╭─ Data extract

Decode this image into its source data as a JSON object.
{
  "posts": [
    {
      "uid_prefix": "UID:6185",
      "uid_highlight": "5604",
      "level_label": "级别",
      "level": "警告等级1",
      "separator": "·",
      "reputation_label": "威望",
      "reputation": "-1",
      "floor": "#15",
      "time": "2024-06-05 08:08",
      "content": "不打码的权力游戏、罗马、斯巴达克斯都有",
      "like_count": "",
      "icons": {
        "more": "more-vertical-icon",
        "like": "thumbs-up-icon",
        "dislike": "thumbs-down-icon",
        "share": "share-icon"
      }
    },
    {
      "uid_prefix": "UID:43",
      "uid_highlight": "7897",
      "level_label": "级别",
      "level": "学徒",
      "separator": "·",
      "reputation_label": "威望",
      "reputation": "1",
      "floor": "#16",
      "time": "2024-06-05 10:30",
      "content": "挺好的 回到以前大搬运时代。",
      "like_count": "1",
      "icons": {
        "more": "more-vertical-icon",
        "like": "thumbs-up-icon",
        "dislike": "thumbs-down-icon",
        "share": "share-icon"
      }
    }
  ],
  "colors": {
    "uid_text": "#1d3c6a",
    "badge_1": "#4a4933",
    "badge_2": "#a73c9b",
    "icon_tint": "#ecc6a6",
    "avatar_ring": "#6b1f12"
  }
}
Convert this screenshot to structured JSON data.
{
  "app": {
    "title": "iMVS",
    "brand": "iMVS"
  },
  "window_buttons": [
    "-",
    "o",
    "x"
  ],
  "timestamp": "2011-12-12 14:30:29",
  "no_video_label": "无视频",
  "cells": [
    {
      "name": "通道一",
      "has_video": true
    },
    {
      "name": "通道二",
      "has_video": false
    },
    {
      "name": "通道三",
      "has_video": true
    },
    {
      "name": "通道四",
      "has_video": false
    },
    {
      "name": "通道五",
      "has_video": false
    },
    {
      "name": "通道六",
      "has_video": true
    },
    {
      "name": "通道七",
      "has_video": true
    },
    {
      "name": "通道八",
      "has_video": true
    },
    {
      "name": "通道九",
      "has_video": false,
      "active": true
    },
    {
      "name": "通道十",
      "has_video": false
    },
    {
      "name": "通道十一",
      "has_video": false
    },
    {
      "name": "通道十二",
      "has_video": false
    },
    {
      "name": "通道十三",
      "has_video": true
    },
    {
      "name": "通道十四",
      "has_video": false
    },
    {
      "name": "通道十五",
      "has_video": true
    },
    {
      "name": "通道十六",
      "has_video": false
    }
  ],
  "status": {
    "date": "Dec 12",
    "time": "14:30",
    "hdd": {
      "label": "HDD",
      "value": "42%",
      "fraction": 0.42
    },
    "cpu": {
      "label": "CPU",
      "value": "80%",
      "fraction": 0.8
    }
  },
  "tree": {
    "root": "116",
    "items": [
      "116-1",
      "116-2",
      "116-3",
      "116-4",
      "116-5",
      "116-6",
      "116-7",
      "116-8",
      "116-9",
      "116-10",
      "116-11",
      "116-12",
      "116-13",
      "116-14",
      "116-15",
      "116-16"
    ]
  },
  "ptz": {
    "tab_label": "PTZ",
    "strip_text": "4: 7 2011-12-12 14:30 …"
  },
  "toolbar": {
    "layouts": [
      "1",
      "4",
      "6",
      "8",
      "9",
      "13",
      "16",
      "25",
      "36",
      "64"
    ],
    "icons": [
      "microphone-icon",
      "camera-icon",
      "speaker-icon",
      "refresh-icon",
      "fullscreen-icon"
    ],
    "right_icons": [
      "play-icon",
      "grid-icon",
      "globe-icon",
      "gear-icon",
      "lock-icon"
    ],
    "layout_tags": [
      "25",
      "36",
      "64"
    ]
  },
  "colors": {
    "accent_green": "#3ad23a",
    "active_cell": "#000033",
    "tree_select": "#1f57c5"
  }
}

╰─

Output the records above in their entirety, exactly.

Exercise result.
Decode this image into its source data as a JSON object.
{
  "posts": [
    {
      "uid_prefix": "UID:6185",
      "uid_highlight": "5604",
      "level_label": "级别",
      "level": "警告等级1",
      "separator": "·",
      "reputation_label": "威望",
      "reputation": "-1",
      "floor": "#15",
      "time": "2024-06-05 08:08",
      "content": "不打码的权力游戏、罗马、斯巴达克斯都有",
      "like_count": "",
      "icons": {
        "more": "more-vertical-icon",
        "like": "thumbs-up-icon",
        "dislike": "thumbs-down-icon",
        "share": "share-icon"
      }
    },
    {
      "uid_prefix": "UID:43",
      "uid_highlight": "7897",
      "level_label": "级别",
      "level": "学徒",
      "separator": "·",
      "reputation_label": "威望",
      "reputation": "1",
      "floor": "#16",
      "time": "2024-06-05 10:30",
      "content": "挺好的 回到以前大搬运时代。",
      "like_count": "1",
      "icons": {
        "more": "more-vertical-icon",
        "like": "thumbs-up-icon",
        "dislike": "thumbs-down-icon",
        "share": "share-icon"
      }
    }
  ],
  "colors": {
    "uid_text": "#1d3c6a",
    "badge_1": "#4a4933",
    "badge_2": "#a73c9b",
    "icon_tint": "#ecc6a6",
    "avatar_ring": "#6b1f12"
  }
}
Convert this screenshot to structured JSON data.
{
  "app": {
    "title": "iMVS",
    "brand": "iMVS"
  },
  "window_buttons": [
    "-",
    "o",
    "x"
  ],
  "timestamp": "2011-12-12 14:30:29",
  "no_video_label": "无视频",
  "cells": [
    {
      "name": "通道一",
      "has_video": true
    },
    {
      "name": "通道二",
      "has_video": false
    },
    {
      "name": "通道三",
      "has_video": true
    },
    {
      "name": "通道四",
      "has_video": false
    },
    {
      "name": "通道五",
      "has_video": false
    },
    {
      "name": "通道六",
      "has_video": true
    },
    {
      "name": "通道七",
      "has_video": true
    },
    {
      "name": "通道八",
      "has_video": true
    },
    {
      "name": "通道九",
      "has_video": false,
      "active": true
    },
    {
      "name": "通道十",
      "has_video": false
    },
    {
      "name": "通道十一",
      "has_video": false
    },
    {
      "name": "通道十二",
      "has_video": false
    },
    {
      "name": "通道十三",
      "has_video": true
    },
    {
      "name": "通道十四",
      "has_video": false
    },
    {
      "name": "通道十五",
      "has_video": true
    },
    {
      "name": "通道十六",
      "has_video": false
    }
  ],
  "status": {
    "date": "Dec 12",
    "time": "14:30",
    "hdd": {
      "label": "HDD",
      "value": "42%",
      "fraction": 0.42
    },
    "cpu": {
      "label": "CPU",
      "value": "80%",
      "fraction": 0.8
    }
  },
  "tree": {
    "root": "116",
    "items": [
      "116-1",
      "116-2",
      "116-3",
      "116-4",
      "116-5",
      "116-6",
      "116-7",
      "116-8",
      "116-9",
      "116-10",
      "116-11",
      "116-12",
      "116-13",
      "116-14",
      "116-15",
      "116-16"
    ]
  },
  "ptz": {
    "tab_label": "PTZ",
    "strip_text": "4: 7 2011-12-12 14:30 …"
  },
  "toolbar": {
    "layouts": [
      "1",
      "4",
      "6",
      "8",
      "9",
      "13",
      "16",
      "25",
      "36",
      "64"
    ],
    "icons": [
      "microphone-icon",
      "camera-icon",
      "speaker-icon",
      "refresh-icon",
      "fullscreen-icon"
    ],
    "right_icons": [
      "play-icon",
      "grid-icon",
      "globe-icon",
      "gear-icon",
      "lock-icon"
    ],
    "layout_tags": [
      "25",
      "36",
      "64"
    ]
  },
  "colors": {
    "accent_green": "#3ad23a",
    "active_cell": "#000033",
    "tree_select": "#1f57c5"
  }
}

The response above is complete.